===== DATASET RECORDS =====

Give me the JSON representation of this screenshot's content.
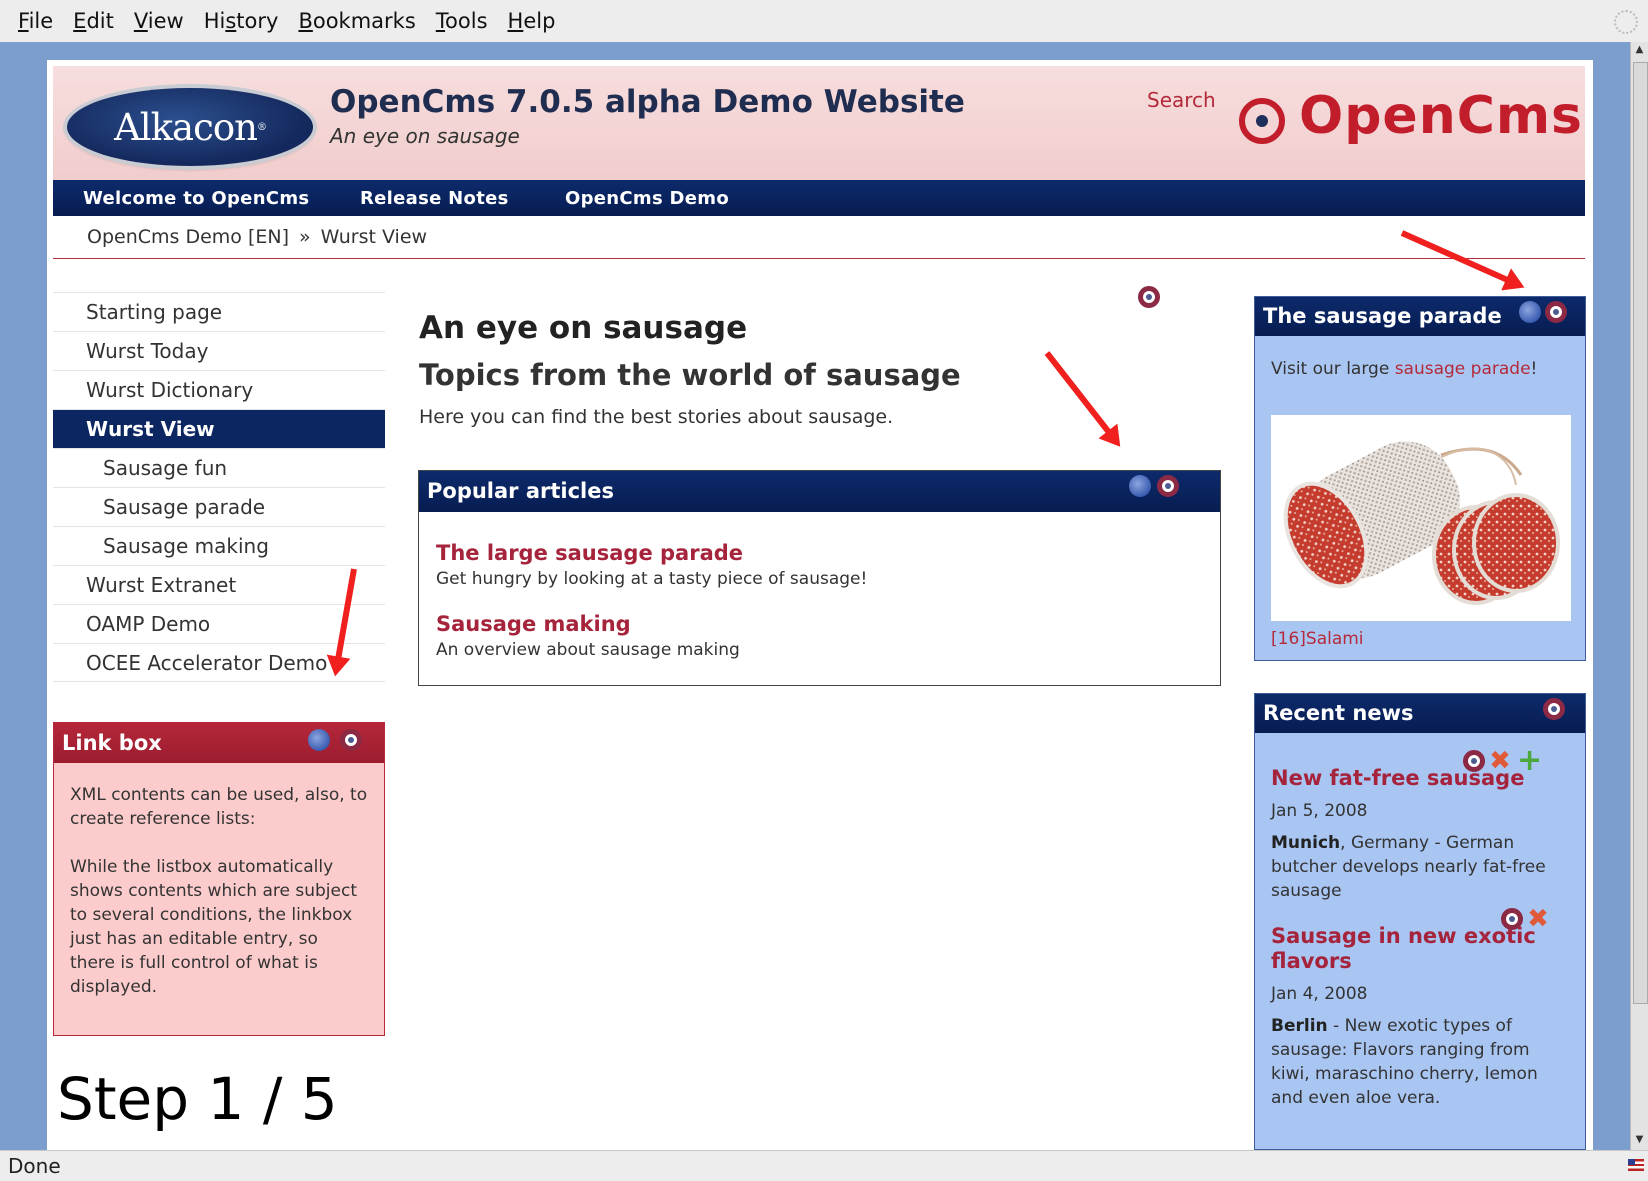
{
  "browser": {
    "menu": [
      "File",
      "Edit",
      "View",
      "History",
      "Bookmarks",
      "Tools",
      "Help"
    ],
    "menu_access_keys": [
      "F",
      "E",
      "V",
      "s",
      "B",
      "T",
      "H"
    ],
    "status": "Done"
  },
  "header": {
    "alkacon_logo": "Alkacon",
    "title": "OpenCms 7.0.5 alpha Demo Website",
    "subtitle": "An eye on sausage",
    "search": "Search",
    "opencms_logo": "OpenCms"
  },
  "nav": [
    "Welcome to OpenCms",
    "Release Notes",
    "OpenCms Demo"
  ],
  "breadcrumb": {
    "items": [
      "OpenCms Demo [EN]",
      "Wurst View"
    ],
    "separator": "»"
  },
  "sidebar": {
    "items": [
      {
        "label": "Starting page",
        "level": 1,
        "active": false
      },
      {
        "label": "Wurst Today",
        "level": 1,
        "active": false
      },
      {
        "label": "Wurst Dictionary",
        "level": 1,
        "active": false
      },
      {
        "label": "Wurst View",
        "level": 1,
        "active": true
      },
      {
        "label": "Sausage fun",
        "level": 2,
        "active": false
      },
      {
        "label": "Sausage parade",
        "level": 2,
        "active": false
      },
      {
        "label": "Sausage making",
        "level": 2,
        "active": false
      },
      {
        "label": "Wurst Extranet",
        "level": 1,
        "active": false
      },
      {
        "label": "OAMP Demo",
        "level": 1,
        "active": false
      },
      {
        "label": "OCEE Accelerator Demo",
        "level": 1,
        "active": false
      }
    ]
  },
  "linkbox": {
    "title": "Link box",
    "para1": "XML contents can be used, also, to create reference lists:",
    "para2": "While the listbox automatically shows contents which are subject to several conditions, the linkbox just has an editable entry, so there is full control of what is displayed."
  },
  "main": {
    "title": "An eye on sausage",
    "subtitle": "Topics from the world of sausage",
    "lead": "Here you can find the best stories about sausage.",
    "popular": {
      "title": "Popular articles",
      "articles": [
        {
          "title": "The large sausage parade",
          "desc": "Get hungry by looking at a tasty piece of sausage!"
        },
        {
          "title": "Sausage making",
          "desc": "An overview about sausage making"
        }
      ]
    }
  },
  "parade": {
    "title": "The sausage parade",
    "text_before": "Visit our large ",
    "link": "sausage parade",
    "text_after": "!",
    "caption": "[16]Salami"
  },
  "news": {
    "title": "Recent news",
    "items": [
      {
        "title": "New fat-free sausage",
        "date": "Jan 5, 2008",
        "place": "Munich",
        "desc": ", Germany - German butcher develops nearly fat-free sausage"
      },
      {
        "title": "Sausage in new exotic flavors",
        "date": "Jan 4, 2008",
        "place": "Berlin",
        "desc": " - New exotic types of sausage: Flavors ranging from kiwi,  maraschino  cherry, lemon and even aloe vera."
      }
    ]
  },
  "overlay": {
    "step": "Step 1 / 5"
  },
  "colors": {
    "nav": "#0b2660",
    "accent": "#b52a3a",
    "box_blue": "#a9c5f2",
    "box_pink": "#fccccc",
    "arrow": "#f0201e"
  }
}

=====

_GIVEN PROBLEM_.
Repeat the entries exactly. Pictures are excluded from the copy.

_EXERCISE SOLUTION_.
Give me the JSON representation of this screenshot's content.
{
  "browser": {
    "menu": [
      "File",
      "Edit",
      "View",
      "History",
      "Bookmarks",
      "Tools",
      "Help"
    ],
    "menu_access_keys": [
      "F",
      "E",
      "V",
      "s",
      "B",
      "T",
      "H"
    ],
    "status": "Done"
  },
  "header": {
    "alkacon_logo": "Alkacon",
    "title": "OpenCms 7.0.5 alpha Demo Website",
    "subtitle": "An eye on sausage",
    "search": "Search",
    "opencms_logo": "OpenCms"
  },
  "nav": [
    "Welcome to OpenCms",
    "Release Notes",
    "OpenCms Demo"
  ],
  "breadcrumb": {
    "items": [
      "OpenCms Demo [EN]",
      "Wurst View"
    ],
    "separator": "»"
  },
  "sidebar": {
    "items": [
      {
        "label": "Starting page",
        "level": 1,
        "active": false
      },
      {
        "label": "Wurst Today",
        "level": 1,
        "active": false
      },
      {
        "label": "Wurst Dictionary",
        "level": 1,
        "active": false
      },
      {
        "label": "Wurst View",
        "level": 1,
        "active": true
      },
      {
        "label": "Sausage fun",
        "level": 2,
        "active": false
      },
      {
        "label": "Sausage parade",
        "level": 2,
        "active": false
      },
      {
        "label": "Sausage making",
        "level": 2,
        "active": false
      },
      {
        "label": "Wurst Extranet",
        "level": 1,
        "active": false
      },
      {
        "label": "OAMP Demo",
        "level": 1,
        "active": false
      },
      {
        "label": "OCEE Accelerator Demo",
        "level": 1,
        "active": false
      }
    ]
  },
  "linkbox": {
    "title": "Link box",
    "para1": "XML contents can be used, also, to create reference lists:",
    "para2": "While the listbox automatically shows contents which are subject to several conditions, the linkbox just has an editable entry, so there is full control of what is displayed."
  },
  "main": {
    "title": "An eye on sausage",
    "subtitle": "Topics from the world of sausage",
    "lead": "Here you can find the best stories about sausage.",
    "popular": {
      "title": "Popular articles",
      "articles": [
        {
          "title": "The large sausage parade",
          "desc": "Get hungry by looking at a tasty piece of sausage!"
        },
        {
          "title": "Sausage making",
          "desc": "An overview about sausage making"
        }
      ]
    }
  },
  "parade": {
    "title": "The sausage parade",
    "text_before": "Visit our large ",
    "link": "sausage parade",
    "text_after": "!",
    "caption": "[16]Salami"
  },
  "news": {
    "title": "Recent news",
    "items": [
      {
        "title": "New fat-free sausage",
        "date": "Jan 5, 2008",
        "place": "Munich",
        "desc": ", Germany - German butcher develops nearly fat-free sausage"
      },
      {
        "title": "Sausage in new exotic flavors",
        "date": "Jan 4, 2008",
        "place": "Berlin",
        "desc": " - New exotic types of sausage: Flavors ranging from kiwi,  maraschino  cherry, lemon and even aloe vera."
      }
    ]
  },
  "overlay": {
    "step": "Step 1 / 5"
  },
  "colors": {
    "nav": "#0b2660",
    "accent": "#b52a3a",
    "box_blue": "#a9c5f2",
    "box_pink": "#fccccc",
    "arrow": "#f0201e"
  }
}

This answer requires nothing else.